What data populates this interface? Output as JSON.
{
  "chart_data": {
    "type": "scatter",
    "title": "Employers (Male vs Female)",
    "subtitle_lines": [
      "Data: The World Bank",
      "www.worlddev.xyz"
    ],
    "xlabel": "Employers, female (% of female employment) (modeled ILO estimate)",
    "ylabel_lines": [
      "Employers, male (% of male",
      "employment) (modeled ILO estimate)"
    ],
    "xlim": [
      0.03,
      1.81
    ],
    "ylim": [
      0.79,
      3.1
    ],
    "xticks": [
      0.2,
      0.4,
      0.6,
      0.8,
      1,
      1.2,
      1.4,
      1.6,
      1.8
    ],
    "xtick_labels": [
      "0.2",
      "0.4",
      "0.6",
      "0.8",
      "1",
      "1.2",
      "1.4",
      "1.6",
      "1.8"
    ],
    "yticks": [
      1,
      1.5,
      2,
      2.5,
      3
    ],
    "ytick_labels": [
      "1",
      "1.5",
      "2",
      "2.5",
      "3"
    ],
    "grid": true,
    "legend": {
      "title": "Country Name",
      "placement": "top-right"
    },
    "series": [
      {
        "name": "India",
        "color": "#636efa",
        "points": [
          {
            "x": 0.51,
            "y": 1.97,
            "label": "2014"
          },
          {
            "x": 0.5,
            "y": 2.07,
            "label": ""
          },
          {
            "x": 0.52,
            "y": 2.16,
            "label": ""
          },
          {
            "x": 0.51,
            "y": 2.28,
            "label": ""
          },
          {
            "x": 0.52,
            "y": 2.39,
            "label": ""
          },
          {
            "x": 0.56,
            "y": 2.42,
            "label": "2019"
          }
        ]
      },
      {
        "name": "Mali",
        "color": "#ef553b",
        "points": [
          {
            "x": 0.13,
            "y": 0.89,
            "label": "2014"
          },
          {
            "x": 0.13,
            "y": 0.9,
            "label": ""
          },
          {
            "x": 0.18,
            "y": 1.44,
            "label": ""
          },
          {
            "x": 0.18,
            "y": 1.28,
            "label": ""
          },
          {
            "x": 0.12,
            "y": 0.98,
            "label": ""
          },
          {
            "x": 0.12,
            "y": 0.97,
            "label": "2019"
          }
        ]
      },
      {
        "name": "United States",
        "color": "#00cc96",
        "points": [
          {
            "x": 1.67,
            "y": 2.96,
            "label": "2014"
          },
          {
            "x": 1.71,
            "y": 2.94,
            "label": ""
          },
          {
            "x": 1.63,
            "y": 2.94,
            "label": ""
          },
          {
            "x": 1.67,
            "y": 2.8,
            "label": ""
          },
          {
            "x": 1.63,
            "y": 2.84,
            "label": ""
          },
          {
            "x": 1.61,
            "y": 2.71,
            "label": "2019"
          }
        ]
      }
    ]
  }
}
--
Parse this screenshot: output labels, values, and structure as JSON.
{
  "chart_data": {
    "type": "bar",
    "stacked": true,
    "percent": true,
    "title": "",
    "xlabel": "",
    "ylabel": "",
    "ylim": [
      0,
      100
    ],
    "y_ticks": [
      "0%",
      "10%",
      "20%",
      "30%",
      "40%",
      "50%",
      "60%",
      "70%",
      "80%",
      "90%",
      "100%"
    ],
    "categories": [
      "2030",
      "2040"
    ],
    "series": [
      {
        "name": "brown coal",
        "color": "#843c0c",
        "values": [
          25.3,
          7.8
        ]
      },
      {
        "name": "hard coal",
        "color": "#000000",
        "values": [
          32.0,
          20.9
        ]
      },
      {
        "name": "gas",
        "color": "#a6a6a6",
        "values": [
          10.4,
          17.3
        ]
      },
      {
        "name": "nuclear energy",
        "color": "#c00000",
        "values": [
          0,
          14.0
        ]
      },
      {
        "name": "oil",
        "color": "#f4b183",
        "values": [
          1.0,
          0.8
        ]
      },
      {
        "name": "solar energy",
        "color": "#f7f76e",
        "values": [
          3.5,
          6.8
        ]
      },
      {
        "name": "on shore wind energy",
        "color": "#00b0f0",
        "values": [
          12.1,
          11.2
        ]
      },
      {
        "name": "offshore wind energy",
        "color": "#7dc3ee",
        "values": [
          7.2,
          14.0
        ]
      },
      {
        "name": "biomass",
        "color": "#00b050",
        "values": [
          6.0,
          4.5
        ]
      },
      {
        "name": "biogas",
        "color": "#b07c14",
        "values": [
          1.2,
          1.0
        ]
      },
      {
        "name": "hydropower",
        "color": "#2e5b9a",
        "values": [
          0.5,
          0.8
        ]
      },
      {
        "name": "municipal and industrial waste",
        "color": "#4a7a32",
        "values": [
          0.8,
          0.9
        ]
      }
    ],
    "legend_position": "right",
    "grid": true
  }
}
...
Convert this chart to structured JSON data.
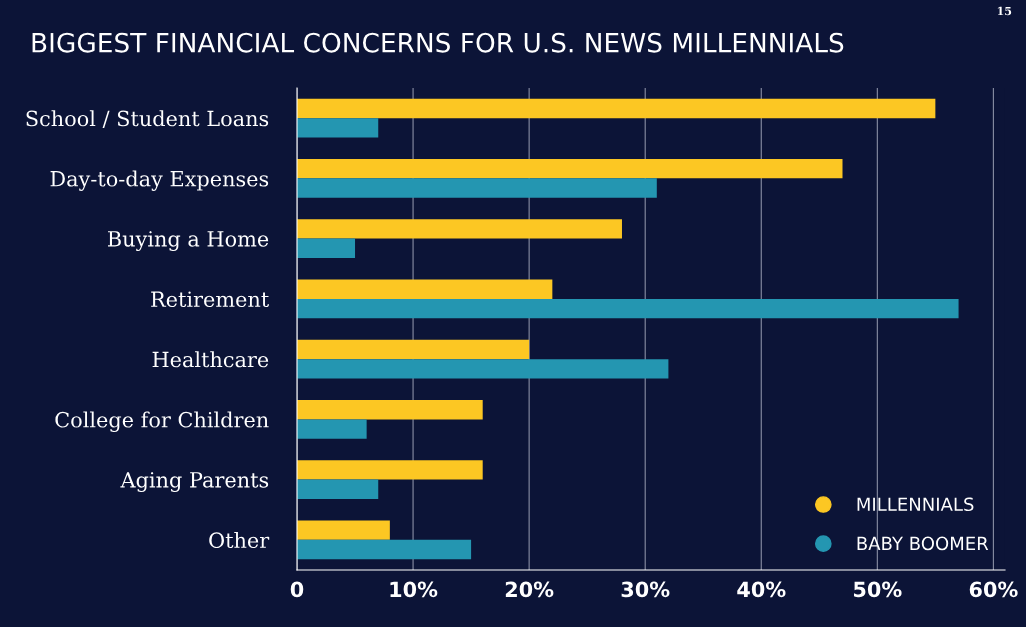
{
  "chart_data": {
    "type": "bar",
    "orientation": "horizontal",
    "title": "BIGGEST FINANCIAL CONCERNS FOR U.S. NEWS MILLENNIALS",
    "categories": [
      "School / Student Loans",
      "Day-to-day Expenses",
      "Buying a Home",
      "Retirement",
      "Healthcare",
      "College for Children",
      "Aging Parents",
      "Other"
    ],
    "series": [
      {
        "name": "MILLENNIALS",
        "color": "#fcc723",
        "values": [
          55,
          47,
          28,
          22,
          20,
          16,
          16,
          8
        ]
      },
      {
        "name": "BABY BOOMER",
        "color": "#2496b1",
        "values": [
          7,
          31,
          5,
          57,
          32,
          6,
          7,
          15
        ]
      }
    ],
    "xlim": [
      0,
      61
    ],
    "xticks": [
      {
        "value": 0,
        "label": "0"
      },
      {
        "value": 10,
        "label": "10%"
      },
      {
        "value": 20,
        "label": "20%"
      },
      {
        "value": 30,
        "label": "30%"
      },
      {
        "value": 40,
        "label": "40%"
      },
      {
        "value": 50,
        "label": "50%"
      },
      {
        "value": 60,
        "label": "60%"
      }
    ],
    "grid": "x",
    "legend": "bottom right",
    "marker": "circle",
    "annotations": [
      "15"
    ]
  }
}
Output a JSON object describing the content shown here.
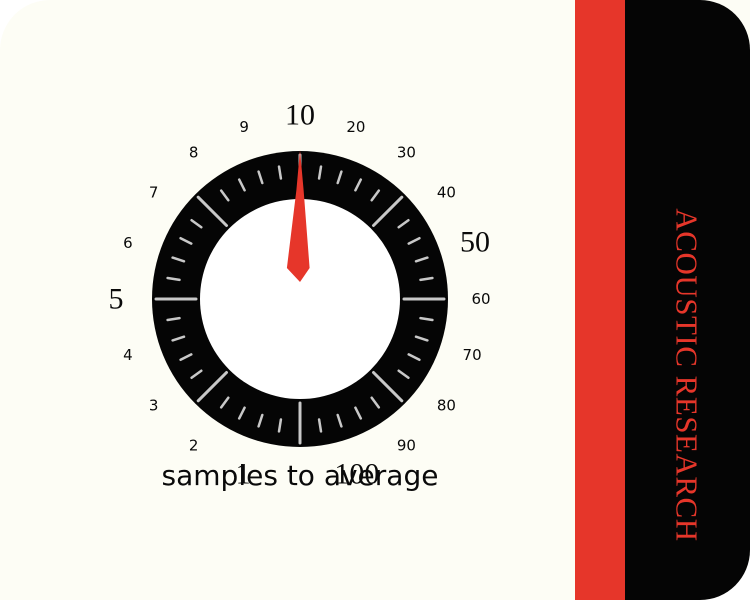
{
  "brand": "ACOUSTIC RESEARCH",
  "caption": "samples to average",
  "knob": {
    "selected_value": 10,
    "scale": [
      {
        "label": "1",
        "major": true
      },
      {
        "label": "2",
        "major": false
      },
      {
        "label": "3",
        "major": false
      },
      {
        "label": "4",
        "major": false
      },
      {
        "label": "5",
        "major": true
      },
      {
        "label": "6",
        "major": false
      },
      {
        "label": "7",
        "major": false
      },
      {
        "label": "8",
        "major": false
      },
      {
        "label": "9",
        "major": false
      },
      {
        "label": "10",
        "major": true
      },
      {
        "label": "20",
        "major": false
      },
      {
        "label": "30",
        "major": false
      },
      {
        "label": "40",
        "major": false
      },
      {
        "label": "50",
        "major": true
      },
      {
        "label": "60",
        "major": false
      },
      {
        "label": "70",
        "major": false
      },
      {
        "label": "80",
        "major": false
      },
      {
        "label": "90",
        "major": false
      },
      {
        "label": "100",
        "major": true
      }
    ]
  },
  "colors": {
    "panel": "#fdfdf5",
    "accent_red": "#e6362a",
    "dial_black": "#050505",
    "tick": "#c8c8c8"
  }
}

**What this task involves:** Find how many lines of the listing include the string "Employers" and give that number, nothing else.

**Solution to the exercise:** 3